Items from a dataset

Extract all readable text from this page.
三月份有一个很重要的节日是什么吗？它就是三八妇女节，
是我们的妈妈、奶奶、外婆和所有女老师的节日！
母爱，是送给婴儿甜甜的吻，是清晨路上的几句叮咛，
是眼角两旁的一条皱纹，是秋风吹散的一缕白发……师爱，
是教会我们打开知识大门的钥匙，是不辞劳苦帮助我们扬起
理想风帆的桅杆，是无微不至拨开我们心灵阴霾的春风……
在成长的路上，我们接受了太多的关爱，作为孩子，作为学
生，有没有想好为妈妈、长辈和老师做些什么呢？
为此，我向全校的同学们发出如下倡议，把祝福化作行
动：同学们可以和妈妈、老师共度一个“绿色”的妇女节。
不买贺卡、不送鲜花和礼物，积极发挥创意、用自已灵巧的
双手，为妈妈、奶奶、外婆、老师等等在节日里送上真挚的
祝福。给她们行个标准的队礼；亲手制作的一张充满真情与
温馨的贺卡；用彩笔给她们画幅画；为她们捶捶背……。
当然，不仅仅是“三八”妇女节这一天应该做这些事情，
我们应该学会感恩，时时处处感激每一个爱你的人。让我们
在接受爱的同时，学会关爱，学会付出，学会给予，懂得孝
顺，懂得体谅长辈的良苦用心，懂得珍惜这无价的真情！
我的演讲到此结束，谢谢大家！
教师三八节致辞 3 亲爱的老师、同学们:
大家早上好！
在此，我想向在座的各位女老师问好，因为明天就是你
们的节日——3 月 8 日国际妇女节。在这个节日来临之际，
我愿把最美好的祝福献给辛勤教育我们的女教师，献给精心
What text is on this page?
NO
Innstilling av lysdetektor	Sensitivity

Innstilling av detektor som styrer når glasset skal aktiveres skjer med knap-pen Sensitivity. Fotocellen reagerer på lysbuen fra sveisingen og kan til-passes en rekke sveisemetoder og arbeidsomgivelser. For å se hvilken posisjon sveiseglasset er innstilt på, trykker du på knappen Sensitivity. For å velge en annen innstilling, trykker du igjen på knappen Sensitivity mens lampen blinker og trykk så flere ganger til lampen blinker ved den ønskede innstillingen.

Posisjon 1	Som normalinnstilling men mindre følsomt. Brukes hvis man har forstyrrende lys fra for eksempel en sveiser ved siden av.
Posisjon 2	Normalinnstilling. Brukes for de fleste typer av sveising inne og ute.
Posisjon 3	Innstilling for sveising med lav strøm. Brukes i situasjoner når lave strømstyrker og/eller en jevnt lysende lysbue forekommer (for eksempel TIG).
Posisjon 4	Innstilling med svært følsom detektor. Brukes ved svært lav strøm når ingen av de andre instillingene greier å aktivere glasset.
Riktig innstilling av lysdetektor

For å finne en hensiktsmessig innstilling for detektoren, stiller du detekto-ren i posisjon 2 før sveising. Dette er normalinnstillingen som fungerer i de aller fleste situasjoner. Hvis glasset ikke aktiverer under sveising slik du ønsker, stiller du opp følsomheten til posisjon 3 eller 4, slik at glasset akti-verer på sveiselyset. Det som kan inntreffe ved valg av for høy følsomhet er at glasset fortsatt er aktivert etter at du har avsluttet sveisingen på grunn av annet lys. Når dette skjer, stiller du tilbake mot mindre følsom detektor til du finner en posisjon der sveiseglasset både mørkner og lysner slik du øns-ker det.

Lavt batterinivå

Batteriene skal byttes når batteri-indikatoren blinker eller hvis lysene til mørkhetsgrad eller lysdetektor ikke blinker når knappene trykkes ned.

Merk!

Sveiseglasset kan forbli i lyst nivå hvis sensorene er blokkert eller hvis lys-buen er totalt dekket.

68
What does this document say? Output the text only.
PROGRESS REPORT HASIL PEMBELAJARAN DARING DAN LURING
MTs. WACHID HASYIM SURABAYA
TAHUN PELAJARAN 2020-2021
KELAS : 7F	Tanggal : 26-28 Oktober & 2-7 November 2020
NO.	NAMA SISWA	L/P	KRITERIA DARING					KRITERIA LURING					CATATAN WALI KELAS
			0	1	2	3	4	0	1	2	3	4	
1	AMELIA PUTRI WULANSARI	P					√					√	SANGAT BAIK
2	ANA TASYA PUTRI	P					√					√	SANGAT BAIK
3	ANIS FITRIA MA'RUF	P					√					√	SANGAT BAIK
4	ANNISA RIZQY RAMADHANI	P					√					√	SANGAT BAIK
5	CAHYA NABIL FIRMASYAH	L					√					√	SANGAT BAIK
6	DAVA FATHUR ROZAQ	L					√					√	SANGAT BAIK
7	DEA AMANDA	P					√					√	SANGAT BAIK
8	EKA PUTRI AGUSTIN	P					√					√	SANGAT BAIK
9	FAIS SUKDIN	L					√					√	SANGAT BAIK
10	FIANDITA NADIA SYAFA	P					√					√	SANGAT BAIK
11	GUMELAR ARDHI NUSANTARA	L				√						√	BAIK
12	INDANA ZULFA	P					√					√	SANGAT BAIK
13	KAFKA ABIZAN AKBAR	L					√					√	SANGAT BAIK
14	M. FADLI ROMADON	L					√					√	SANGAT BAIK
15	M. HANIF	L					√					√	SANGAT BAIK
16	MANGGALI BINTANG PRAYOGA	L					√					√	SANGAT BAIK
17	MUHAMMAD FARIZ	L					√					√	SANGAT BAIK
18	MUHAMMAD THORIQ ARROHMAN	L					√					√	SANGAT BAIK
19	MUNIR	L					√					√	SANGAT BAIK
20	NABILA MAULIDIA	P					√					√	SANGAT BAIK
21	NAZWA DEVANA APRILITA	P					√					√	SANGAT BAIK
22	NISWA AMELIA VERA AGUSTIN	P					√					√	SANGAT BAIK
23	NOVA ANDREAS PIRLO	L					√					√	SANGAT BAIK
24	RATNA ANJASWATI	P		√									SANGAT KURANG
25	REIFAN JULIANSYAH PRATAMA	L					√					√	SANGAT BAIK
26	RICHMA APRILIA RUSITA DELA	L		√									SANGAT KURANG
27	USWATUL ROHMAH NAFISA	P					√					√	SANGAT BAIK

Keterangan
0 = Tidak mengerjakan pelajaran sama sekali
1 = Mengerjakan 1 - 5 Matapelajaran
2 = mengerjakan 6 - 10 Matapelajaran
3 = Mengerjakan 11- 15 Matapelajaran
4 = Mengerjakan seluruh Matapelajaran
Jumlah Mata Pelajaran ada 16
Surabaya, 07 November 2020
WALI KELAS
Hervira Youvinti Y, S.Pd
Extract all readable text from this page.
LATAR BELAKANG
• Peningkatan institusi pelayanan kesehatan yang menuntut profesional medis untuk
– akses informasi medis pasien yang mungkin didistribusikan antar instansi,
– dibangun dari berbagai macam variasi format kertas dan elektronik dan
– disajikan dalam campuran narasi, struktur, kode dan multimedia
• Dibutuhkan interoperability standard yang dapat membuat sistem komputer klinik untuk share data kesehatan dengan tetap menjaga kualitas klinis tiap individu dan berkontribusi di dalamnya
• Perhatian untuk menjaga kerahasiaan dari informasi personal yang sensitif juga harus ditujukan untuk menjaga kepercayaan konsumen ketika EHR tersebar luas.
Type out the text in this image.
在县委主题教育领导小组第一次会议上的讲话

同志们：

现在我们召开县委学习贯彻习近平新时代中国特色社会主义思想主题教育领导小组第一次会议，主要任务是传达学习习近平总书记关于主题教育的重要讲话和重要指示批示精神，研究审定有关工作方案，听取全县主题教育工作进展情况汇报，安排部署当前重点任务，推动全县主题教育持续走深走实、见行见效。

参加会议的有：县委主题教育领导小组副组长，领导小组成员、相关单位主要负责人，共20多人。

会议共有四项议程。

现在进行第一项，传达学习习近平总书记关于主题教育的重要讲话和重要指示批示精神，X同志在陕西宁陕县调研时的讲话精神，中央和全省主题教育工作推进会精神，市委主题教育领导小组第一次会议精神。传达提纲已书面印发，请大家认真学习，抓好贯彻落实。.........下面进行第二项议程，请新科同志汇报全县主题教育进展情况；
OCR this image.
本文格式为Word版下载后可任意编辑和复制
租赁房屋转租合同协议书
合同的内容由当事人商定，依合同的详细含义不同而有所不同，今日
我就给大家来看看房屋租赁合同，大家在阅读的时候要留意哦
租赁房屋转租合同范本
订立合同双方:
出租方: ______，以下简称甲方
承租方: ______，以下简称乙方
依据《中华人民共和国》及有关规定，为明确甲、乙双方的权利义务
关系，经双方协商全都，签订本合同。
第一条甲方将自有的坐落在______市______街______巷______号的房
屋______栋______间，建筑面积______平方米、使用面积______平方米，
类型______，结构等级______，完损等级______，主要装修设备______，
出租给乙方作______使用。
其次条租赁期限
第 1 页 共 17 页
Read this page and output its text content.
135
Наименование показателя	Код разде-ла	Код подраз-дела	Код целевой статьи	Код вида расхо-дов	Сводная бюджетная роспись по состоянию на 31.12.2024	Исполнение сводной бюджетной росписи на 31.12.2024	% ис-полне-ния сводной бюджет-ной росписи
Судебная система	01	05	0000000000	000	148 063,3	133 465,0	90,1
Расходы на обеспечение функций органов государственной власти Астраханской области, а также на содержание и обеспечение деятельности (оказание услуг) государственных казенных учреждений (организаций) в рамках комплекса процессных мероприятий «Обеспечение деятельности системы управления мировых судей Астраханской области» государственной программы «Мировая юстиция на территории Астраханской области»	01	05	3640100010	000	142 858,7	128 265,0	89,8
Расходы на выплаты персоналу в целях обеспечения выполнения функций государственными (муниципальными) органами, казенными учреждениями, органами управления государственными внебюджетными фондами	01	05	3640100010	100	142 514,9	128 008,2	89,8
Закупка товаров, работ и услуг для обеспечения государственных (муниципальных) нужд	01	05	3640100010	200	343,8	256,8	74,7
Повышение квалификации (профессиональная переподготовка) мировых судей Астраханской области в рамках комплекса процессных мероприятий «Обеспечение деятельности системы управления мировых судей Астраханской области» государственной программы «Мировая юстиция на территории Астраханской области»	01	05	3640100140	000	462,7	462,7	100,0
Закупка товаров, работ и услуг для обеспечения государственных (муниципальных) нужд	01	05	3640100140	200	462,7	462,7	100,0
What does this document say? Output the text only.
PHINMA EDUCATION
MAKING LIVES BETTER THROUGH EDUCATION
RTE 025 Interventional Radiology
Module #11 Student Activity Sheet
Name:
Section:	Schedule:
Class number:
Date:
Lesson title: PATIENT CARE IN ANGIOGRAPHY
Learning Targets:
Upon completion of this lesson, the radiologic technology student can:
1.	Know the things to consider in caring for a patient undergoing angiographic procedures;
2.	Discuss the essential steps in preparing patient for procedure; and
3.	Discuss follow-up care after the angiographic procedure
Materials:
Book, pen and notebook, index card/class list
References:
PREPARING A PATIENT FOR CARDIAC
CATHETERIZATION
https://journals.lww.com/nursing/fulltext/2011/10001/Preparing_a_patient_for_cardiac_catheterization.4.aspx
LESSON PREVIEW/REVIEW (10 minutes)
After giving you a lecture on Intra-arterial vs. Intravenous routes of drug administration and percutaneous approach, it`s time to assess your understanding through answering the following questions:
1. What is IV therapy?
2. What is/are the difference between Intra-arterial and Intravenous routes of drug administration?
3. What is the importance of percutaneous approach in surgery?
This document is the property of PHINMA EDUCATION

_SHORT TASK_
Collect every line above that contains the word "drug".

_OUTPUT_
After giving you a lecture on Intra-arterial vs. Intravenous routes of drug administration and percutaneous approach, it`s time to assess your understanding through answering the following questions:
2. What is/are the difference between Intra-arterial and Intravenous routes of drug administration?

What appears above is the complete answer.